> EXERCISE DETAILS
Work out how many lines hold "fill". Give the number and nothing else.

┌──

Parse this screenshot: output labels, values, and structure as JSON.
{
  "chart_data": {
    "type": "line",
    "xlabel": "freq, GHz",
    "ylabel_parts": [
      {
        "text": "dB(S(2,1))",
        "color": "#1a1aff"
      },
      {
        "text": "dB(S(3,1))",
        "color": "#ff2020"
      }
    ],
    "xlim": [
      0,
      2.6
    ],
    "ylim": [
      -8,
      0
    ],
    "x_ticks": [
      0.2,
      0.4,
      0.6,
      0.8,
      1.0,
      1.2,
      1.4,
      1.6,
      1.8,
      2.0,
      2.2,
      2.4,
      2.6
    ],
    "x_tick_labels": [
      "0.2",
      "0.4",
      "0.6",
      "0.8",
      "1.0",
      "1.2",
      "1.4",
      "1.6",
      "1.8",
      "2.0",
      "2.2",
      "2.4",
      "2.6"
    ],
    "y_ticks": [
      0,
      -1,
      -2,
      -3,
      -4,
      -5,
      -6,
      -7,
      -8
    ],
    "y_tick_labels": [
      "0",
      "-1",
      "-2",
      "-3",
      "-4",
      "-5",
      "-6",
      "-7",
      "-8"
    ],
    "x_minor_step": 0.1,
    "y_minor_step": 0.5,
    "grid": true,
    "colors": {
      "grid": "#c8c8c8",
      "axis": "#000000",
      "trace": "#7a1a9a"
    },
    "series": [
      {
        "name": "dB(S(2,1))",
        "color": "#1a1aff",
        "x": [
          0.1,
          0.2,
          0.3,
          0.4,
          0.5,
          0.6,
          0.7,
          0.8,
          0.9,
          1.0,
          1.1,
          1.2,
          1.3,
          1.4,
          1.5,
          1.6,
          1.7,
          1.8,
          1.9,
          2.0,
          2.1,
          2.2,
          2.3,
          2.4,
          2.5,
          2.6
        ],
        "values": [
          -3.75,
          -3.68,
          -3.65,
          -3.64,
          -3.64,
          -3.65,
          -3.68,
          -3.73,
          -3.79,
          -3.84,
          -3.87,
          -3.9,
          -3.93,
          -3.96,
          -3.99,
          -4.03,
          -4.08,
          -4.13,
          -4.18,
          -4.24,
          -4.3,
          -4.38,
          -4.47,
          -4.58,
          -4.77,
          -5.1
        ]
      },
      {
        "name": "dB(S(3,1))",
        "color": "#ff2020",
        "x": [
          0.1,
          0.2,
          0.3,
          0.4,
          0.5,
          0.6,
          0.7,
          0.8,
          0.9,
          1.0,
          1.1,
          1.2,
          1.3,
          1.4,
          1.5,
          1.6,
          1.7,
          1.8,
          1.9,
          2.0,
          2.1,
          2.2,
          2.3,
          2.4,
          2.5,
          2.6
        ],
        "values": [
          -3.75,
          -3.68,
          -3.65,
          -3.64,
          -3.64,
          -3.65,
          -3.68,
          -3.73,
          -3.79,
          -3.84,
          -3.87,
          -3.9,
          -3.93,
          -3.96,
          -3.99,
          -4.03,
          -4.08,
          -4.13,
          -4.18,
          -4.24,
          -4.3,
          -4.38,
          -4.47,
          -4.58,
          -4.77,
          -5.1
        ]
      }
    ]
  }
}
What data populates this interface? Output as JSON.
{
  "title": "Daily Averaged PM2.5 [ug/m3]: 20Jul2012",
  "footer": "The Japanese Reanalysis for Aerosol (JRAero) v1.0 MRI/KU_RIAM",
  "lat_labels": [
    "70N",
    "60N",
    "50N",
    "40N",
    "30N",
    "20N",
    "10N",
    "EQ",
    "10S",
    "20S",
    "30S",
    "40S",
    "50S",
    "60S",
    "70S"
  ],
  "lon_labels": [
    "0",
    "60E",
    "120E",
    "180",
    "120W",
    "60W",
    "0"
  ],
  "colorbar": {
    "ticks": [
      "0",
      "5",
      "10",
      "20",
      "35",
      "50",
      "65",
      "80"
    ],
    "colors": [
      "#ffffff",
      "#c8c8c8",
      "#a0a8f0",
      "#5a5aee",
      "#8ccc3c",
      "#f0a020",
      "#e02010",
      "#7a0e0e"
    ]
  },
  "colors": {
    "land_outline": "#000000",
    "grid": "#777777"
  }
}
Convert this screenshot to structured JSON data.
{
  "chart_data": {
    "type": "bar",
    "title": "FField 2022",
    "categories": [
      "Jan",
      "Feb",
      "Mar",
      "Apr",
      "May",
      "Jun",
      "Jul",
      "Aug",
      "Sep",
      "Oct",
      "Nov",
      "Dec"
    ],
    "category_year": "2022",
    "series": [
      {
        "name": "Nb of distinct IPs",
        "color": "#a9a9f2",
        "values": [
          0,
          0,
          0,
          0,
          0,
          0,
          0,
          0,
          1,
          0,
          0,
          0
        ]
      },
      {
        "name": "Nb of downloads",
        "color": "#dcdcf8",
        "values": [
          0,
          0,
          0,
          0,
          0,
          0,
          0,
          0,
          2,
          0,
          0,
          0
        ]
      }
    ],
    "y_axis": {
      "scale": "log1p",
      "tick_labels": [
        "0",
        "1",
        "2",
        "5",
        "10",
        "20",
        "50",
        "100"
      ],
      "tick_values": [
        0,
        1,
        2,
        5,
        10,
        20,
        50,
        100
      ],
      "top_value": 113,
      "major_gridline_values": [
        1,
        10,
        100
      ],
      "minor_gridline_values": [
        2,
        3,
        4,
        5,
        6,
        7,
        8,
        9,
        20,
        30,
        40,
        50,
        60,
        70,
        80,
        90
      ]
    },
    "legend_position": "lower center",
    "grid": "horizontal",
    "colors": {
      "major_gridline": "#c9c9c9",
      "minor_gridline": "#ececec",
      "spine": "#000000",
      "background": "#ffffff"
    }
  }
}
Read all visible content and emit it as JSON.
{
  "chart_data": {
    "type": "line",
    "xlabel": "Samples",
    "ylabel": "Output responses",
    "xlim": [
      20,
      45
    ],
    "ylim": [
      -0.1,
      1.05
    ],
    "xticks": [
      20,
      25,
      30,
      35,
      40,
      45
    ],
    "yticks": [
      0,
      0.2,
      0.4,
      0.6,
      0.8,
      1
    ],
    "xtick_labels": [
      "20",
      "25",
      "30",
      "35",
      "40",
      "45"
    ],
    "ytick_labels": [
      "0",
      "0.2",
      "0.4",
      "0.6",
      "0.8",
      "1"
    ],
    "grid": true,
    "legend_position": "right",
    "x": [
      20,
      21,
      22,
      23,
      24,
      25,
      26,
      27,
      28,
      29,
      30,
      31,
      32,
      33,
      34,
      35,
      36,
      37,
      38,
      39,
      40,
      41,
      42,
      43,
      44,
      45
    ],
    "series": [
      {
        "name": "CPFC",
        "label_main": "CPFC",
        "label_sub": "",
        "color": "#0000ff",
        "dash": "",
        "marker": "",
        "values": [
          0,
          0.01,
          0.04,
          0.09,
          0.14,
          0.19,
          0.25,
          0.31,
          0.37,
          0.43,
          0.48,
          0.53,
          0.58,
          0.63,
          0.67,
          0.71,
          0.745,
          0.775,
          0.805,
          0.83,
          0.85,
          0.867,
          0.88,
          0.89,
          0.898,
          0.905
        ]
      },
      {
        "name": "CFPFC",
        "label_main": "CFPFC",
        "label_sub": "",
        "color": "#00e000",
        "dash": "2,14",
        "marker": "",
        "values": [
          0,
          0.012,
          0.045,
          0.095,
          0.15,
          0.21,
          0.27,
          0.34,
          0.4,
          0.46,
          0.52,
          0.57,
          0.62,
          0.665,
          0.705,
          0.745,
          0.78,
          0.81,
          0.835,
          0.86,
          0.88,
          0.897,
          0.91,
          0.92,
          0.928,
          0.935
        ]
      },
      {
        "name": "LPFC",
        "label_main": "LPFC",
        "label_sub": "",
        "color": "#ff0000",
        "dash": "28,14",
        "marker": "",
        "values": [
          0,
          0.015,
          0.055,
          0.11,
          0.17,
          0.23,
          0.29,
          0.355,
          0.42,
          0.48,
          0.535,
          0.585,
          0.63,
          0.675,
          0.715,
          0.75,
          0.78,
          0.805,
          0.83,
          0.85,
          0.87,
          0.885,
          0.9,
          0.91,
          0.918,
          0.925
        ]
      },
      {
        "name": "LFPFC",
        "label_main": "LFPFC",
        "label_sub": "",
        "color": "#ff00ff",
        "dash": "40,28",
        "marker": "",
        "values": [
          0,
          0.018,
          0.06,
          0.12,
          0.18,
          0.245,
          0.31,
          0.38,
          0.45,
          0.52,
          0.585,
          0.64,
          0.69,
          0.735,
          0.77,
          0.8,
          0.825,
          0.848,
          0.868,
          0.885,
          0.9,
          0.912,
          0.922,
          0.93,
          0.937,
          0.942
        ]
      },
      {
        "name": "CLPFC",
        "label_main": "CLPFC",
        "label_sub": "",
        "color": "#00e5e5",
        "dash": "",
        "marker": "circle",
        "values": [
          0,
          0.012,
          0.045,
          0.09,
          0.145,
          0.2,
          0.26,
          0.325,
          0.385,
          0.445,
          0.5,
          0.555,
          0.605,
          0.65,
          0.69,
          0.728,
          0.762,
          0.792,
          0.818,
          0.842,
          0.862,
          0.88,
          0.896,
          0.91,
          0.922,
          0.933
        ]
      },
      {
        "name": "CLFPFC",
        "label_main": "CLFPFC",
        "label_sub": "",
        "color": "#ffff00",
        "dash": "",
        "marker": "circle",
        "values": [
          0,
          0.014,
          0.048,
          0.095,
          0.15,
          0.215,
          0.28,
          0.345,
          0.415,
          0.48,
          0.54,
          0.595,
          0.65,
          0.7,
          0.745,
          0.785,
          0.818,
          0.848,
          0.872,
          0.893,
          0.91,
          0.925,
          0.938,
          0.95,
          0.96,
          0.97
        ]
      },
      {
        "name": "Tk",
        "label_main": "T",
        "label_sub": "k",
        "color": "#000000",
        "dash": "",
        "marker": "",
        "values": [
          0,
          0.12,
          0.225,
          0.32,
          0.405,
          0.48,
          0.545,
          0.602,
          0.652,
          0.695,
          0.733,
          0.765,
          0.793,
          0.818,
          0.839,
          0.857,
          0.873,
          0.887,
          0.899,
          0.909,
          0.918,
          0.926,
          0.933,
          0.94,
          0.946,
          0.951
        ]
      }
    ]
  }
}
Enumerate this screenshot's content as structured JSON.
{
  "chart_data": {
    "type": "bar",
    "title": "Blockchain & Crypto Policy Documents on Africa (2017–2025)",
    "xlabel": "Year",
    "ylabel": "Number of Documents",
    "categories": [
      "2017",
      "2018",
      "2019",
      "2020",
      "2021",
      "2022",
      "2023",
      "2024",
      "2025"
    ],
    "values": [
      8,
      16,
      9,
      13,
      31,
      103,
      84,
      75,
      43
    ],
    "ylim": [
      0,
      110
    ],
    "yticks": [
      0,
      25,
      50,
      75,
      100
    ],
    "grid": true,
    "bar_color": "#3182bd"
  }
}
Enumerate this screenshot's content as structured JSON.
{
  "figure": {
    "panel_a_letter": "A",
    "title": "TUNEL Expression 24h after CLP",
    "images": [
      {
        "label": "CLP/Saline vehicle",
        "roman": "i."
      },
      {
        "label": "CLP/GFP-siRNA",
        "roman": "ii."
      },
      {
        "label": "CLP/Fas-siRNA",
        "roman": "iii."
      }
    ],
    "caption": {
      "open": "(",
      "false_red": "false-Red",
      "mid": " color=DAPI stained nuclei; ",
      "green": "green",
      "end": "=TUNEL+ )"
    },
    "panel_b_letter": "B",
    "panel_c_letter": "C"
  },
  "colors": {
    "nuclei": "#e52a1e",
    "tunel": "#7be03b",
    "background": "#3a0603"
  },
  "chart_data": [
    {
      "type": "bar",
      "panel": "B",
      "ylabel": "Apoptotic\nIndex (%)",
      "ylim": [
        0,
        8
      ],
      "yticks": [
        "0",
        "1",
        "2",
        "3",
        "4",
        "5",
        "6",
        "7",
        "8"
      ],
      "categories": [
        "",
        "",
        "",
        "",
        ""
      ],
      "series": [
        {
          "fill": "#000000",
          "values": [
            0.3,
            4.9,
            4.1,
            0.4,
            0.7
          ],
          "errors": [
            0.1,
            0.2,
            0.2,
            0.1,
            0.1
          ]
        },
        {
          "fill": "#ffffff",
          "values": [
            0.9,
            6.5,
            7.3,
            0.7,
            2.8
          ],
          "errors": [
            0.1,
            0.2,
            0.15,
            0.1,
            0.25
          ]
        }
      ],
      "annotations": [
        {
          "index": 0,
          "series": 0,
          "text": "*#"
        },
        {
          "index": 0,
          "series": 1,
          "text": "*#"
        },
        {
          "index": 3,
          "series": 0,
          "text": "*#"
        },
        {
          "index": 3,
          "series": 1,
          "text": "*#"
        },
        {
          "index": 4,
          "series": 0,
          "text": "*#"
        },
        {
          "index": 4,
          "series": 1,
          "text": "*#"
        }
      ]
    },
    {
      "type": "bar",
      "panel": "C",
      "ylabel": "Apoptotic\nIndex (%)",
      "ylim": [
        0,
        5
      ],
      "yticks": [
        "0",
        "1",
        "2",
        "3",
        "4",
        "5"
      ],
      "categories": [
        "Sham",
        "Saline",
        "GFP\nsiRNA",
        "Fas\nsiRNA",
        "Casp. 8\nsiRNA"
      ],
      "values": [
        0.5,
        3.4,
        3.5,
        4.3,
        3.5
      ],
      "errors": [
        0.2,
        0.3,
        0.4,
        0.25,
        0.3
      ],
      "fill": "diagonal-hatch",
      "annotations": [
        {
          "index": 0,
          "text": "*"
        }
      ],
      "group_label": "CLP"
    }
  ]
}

└──

> WORKED SOLUTION
3